**Data to use**.
###
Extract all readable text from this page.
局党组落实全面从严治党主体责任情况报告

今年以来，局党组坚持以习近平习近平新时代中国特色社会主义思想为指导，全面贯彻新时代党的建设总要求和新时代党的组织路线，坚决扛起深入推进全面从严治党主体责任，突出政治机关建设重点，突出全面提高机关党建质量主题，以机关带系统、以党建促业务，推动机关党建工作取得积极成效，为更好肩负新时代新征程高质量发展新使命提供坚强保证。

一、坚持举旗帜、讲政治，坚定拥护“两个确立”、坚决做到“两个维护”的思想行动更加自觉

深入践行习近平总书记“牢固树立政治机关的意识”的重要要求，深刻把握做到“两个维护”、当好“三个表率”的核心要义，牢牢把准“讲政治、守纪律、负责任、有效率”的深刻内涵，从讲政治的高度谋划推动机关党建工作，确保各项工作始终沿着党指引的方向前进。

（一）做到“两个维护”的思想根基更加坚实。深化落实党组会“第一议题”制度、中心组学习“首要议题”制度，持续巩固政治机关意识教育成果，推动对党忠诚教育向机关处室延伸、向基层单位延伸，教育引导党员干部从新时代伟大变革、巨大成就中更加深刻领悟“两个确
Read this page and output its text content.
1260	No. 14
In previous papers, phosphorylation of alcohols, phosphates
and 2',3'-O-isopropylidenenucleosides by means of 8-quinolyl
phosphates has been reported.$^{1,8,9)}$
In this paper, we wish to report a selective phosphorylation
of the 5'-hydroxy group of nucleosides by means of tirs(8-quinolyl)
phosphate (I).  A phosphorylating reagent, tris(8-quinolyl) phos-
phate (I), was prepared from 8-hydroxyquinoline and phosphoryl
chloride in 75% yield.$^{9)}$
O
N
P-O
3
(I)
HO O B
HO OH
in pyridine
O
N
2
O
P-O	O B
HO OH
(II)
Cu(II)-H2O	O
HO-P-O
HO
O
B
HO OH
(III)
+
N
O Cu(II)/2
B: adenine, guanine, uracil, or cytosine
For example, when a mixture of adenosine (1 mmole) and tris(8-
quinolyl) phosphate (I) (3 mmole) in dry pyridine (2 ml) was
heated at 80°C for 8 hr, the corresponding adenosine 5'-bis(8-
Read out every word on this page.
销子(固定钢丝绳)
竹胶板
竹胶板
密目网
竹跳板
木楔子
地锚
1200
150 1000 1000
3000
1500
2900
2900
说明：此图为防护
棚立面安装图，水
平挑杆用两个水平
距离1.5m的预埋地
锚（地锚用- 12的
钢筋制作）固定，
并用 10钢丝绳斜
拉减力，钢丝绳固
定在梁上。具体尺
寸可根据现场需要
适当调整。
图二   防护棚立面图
###
Find the line that contains "Read out every word on this page." in the listing above. Retype it and every line after it up to the last, exactly, and nothing else.

**Full answer**.
Read out every word on this page.
销子(固定钢丝绳)
竹胶板
竹胶板
密目网
竹跳板
木楔子
地锚
1200
150 1000 1000
3000
1500
2900
2900
说明：此图为防护
棚立面安装图，水
平挑杆用两个水平
距离1.5m的预埋地
锚（地锚用- 12的
钢筋制作）固定，
并用 10钢丝绳斜
拉减力，钢丝绳固
定在梁上。具体尺
寸可根据现场需要
适当调整。
图二   防护棚立面图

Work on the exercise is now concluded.